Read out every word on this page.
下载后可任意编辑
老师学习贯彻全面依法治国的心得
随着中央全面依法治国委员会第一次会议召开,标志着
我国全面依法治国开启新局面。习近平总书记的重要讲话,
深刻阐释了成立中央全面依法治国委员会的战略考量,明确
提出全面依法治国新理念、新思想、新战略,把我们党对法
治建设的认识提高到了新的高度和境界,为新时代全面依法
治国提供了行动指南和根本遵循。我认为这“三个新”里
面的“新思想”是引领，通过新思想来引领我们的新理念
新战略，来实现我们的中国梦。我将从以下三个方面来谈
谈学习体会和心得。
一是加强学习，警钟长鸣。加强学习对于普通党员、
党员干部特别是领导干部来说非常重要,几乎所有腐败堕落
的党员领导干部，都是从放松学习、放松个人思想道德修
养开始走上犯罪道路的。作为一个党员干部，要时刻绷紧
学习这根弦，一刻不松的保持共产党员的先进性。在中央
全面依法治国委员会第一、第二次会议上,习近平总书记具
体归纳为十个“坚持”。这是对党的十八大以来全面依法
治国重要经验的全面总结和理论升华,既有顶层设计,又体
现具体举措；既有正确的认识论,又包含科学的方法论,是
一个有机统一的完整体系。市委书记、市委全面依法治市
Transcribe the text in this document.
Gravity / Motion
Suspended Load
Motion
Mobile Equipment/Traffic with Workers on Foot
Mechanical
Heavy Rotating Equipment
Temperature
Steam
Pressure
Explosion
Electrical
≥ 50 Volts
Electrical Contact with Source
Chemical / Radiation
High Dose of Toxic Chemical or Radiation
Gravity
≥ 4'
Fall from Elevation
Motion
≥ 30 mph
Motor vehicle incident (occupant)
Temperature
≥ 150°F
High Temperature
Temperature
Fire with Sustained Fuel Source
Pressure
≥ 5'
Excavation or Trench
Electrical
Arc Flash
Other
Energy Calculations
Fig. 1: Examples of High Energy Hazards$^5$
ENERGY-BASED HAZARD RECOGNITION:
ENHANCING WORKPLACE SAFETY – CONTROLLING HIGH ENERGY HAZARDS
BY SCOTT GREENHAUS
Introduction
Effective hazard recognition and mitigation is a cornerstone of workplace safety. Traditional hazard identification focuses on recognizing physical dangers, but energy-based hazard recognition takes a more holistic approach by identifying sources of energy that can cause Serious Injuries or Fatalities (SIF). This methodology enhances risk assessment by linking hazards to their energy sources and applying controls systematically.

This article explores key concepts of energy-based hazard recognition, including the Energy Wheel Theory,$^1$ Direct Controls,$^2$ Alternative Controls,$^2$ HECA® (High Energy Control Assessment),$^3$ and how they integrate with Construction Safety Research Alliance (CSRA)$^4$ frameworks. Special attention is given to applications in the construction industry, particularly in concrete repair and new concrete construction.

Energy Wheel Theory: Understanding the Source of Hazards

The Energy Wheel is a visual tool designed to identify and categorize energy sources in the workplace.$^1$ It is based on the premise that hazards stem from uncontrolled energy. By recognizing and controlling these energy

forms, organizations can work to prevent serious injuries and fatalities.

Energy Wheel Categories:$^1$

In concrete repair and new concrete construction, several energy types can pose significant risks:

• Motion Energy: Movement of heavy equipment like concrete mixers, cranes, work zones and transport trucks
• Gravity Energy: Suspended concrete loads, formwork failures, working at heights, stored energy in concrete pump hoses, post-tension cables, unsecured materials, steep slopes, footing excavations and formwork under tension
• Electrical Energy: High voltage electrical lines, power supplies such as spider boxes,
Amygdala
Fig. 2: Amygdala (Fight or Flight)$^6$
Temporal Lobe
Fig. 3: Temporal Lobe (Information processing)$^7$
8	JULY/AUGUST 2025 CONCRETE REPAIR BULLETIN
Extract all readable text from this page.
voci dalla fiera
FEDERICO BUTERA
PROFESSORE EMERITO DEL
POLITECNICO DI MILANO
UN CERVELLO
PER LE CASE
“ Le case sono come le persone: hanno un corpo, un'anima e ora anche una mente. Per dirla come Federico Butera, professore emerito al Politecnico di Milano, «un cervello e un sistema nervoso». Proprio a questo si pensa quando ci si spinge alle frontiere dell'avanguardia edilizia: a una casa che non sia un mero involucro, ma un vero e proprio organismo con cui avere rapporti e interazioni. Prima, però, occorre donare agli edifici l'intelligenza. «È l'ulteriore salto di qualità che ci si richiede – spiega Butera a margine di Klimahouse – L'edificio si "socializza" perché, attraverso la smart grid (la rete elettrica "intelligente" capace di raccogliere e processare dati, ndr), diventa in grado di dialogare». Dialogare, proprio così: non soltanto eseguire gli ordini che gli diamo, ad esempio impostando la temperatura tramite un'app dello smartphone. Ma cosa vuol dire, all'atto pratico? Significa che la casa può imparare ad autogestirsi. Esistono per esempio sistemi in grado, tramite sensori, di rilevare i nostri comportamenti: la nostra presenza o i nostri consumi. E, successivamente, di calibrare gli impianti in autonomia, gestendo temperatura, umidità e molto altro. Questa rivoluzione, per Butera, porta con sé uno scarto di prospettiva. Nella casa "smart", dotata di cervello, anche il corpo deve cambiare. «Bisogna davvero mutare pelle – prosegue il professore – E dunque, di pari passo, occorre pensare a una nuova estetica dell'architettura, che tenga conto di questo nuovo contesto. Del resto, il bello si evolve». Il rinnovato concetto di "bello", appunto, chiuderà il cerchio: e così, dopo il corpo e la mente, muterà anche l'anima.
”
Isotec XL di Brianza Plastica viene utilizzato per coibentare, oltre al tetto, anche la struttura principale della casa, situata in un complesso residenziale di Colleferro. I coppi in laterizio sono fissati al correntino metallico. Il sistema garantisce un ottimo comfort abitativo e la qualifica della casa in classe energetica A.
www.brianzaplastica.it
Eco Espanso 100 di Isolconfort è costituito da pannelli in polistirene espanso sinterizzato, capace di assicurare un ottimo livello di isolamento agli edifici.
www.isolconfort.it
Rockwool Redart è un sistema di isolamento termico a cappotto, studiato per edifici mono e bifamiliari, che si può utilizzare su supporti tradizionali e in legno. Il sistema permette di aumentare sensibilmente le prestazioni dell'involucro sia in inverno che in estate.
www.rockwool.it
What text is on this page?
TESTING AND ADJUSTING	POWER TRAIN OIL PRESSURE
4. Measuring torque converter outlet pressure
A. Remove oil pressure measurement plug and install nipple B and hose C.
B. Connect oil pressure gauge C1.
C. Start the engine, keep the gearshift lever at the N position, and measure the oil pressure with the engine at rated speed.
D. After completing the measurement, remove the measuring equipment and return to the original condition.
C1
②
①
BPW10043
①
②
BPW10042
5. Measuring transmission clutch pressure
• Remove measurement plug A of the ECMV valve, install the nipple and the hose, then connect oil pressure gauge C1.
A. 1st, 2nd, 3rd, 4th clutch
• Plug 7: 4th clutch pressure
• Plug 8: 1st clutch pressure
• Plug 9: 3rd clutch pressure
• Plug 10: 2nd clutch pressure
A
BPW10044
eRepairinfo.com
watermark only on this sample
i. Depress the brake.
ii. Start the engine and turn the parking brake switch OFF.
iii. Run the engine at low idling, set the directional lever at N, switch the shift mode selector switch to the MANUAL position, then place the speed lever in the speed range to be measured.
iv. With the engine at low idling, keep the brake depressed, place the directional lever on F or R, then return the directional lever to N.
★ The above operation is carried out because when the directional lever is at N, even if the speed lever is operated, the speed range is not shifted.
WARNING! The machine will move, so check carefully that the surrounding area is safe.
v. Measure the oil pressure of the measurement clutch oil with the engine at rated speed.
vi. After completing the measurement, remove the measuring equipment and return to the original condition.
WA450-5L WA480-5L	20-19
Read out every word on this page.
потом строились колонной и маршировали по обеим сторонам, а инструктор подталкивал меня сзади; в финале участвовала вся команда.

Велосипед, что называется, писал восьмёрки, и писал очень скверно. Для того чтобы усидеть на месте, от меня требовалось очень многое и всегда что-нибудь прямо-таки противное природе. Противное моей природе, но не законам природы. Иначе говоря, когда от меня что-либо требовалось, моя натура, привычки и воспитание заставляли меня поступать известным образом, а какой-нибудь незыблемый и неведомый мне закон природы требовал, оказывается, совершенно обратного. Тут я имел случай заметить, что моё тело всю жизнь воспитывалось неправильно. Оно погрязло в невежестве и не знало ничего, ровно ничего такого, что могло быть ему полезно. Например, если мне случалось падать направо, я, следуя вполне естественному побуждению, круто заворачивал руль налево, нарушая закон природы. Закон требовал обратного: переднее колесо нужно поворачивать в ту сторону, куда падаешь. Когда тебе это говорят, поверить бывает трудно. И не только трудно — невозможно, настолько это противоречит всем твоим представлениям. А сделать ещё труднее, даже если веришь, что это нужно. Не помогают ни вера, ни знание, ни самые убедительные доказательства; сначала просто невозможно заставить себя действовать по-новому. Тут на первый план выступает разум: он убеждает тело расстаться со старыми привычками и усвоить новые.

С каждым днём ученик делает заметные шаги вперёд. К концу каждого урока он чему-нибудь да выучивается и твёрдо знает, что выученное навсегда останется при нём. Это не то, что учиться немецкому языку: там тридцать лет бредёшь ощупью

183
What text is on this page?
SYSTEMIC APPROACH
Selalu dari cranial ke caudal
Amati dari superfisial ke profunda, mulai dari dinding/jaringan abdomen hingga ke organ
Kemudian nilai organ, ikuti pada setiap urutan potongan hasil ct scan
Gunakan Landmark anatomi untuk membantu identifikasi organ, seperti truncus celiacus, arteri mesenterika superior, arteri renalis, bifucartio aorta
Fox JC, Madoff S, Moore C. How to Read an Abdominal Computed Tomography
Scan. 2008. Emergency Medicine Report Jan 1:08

◆ **Stated task**
From the entries above, extract every line where the word "completing" appears.

◆ **Finished exercise**
D. After completing the measurement, remove the measuring equipment and return to the original condition.
vi. After completing the measurement, remove the measuring equipment and return to the original condition.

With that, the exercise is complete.